*Dataset entries*:
►

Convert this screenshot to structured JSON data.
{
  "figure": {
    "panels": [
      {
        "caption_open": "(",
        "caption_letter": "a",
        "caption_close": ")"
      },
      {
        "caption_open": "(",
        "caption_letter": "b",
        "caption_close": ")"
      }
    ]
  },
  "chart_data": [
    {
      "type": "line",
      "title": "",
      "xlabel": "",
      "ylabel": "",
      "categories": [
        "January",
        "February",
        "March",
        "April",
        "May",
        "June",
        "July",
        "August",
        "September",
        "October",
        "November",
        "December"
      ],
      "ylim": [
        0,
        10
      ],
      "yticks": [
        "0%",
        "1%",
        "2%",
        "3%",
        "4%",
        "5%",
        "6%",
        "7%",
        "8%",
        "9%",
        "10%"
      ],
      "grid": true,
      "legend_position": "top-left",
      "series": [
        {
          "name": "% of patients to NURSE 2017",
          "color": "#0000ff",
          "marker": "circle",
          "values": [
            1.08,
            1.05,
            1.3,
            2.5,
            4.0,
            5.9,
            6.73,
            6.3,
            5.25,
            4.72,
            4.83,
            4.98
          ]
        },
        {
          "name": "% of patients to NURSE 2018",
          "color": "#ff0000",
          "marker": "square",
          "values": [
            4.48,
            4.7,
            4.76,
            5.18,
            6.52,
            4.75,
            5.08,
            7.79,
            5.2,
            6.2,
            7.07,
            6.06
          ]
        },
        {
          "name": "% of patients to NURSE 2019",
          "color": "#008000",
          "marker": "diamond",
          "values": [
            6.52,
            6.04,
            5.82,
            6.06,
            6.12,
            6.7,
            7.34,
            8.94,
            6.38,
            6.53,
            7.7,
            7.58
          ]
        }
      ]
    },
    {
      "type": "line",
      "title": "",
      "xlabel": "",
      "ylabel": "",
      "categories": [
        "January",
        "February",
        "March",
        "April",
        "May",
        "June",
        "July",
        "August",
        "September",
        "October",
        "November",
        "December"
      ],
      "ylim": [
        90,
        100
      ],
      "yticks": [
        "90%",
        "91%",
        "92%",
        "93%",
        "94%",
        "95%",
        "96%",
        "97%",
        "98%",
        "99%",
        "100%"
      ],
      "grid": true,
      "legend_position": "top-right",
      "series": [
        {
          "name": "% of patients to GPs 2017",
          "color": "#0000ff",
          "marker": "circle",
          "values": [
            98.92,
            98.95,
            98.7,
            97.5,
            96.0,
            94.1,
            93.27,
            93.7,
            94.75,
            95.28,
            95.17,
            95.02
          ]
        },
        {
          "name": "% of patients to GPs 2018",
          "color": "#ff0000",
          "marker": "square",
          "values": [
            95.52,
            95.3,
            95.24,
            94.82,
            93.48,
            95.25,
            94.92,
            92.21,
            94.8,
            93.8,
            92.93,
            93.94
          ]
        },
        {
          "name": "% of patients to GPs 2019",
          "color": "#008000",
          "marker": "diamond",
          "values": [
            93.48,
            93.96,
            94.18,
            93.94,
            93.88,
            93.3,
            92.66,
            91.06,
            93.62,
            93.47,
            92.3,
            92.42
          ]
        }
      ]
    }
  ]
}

◄

Please reproduce all of the records exactly as they stand.

*Completed task*:
Convert this screenshot to structured JSON data.
{
  "figure": {
    "panels": [
      {
        "caption_open": "(",
        "caption_letter": "a",
        "caption_close": ")"
      },
      {
        "caption_open": "(",
        "caption_letter": "b",
        "caption_close": ")"
      }
    ]
  },
  "chart_data": [
    {
      "type": "line",
      "title": "",
      "xlabel": "",
      "ylabel": "",
      "categories": [
        "January",
        "February",
        "March",
        "April",
        "May",
        "June",
        "July",
        "August",
        "September",
        "October",
        "November",
        "December"
      ],
      "ylim": [
        0,
        10
      ],
      "yticks": [
        "0%",
        "1%",
        "2%",
        "3%",
        "4%",
        "5%",
        "6%",
        "7%",
        "8%",
        "9%",
        "10%"
      ],
      "grid": true,
      "legend_position": "top-left",
      "series": [
        {
          "name": "% of patients to NURSE 2017",
          "color": "#0000ff",
          "marker": "circle",
          "values": [
            1.08,
            1.05,
            1.3,
            2.5,
            4.0,
            5.9,
            6.73,
            6.3,
            5.25,
            4.72,
            4.83,
            4.98
          ]
        },
        {
          "name": "% of patients to NURSE 2018",
          "color": "#ff0000",
          "marker": "square",
          "values": [
            4.48,
            4.7,
            4.76,
            5.18,
            6.52,
            4.75,
            5.08,
            7.79,
            5.2,
            6.2,
            7.07,
            6.06
          ]
        },
        {
          "name": "% of patients to NURSE 2019",
          "color": "#008000",
          "marker": "diamond",
          "values": [
            6.52,
            6.04,
            5.82,
            6.06,
            6.12,
            6.7,
            7.34,
            8.94,
            6.38,
            6.53,
            7.7,
            7.58
          ]
        }
      ]
    },
    {
      "type": "line",
      "title": "",
      "xlabel": "",
      "ylabel": "",
      "categories": [
        "January",
        "February",
        "March",
        "April",
        "May",
        "June",
        "July",
        "August",
        "September",
        "October",
        "November",
        "December"
      ],
      "ylim": [
        90,
        100
      ],
      "yticks": [
        "90%",
        "91%",
        "92%",
        "93%",
        "94%",
        "95%",
        "96%",
        "97%",
        "98%",
        "99%",
        "100%"
      ],
      "grid": true,
      "legend_position": "top-right",
      "series": [
        {
          "name": "% of patients to GPs 2017",
          "color": "#0000ff",
          "marker": "circle",
          "values": [
            98.92,
            98.95,
            98.7,
            97.5,
            96.0,
            94.1,
            93.27,
            93.7,
            94.75,
            95.28,
            95.17,
            95.02
          ]
        },
        {
          "name": "% of patients to GPs 2018",
          "color": "#ff0000",
          "marker": "square",
          "values": [
            95.52,
            95.3,
            95.24,
            94.82,
            93.48,
            95.25,
            94.92,
            92.21,
            94.8,
            93.8,
            92.93,
            93.94
          ]
        },
        {
          "name": "% of patients to GPs 2019",
          "color": "#008000",
          "marker": "diamond",
          "values": [
            93.48,
            93.96,
            94.18,
            93.94,
            93.88,
            93.3,
            92.66,
            91.06,
            93.62,
            93.47,
            92.3,
            92.42
          ]
        }
      ]
    }
  ]
}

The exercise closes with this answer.